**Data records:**
☆ ☆ ☆ ☆

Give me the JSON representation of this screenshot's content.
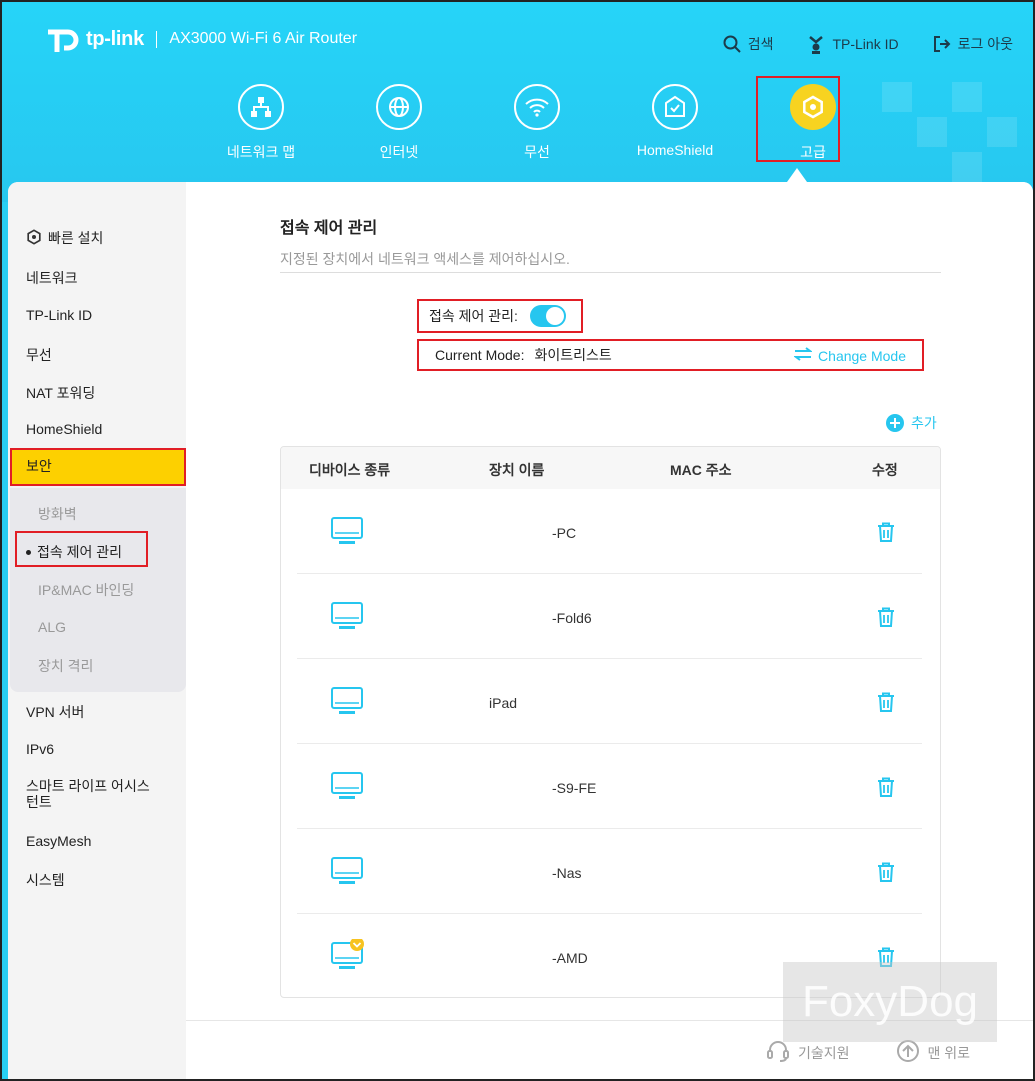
{
  "brand": {
    "logo_text": "tp-link",
    "model": "AX3000 Wi-Fi 6 Air Router"
  },
  "topnav": {
    "search": "검색",
    "tplink_id": "TP-Link ID",
    "logout": "로그 아웃"
  },
  "mainnav": [
    {
      "label": "네트워크 맵",
      "icon": "network-map-icon"
    },
    {
      "label": "인터넷",
      "icon": "globe-icon"
    },
    {
      "label": "무선",
      "icon": "wifi-icon"
    },
    {
      "label": "HomeShield",
      "icon": "homeshield-icon"
    },
    {
      "label": "고급",
      "icon": "advanced-gear-icon",
      "active": true
    }
  ],
  "sidebar": {
    "items": [
      {
        "label": "빠른 설치"
      },
      {
        "label": "네트워크"
      },
      {
        "label": "TP-Link ID"
      },
      {
        "label": "무선"
      },
      {
        "label": "NAT 포워딩"
      },
      {
        "label": "HomeShield"
      },
      {
        "label": "보안"
      },
      {
        "label": "VPN 서버"
      },
      {
        "label": "IPv6"
      },
      {
        "label": "스마트 라이프 어시스턴트"
      },
      {
        "label": "EasyMesh"
      },
      {
        "label": "시스템"
      }
    ],
    "security_sub": [
      {
        "label": "방화벽"
      },
      {
        "label": "접속 제어 관리"
      },
      {
        "label": "IP&MAC 바인딩"
      },
      {
        "label": "ALG"
      },
      {
        "label": "장치 격리"
      }
    ]
  },
  "page": {
    "title": "접속 제어 관리",
    "subtitle": "지정된 장치에서 네트워크 액세스를 제어하십시오.",
    "toggle_label": "접속 제어 관리:",
    "toggle_on": true,
    "current_mode_label": "Current Mode:",
    "current_mode_value": "화이트리스트",
    "change_mode": "Change Mode",
    "add": "추가"
  },
  "table": {
    "headers": {
      "type": "디바이스 종류",
      "name": "장치 이름",
      "mac": "MAC 주소",
      "edit": "수정"
    },
    "rows": [
      {
        "name": "-PC"
      },
      {
        "name": "-Fold6"
      },
      {
        "name": "iPad"
      },
      {
        "name": "-S9-FE"
      },
      {
        "name": "-Nas"
      },
      {
        "name": "-AMD",
        "badge": true
      }
    ]
  },
  "footer": {
    "support": "기술지원",
    "top": "맨 위로"
  },
  "watermark": "FoxyDog",
  "colors": {
    "accent": "#26c6ef",
    "header": "#27cff4",
    "active_yellow": "#fdd000",
    "highlight_red": "#e11e25"
  }
}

☆ ☆ ☆ ☆

**TASK OBJECTIVE:** Write the number of lines containing the word "네트워크" and nothing besides it.

**RESPONSE TO THE TASK:** 3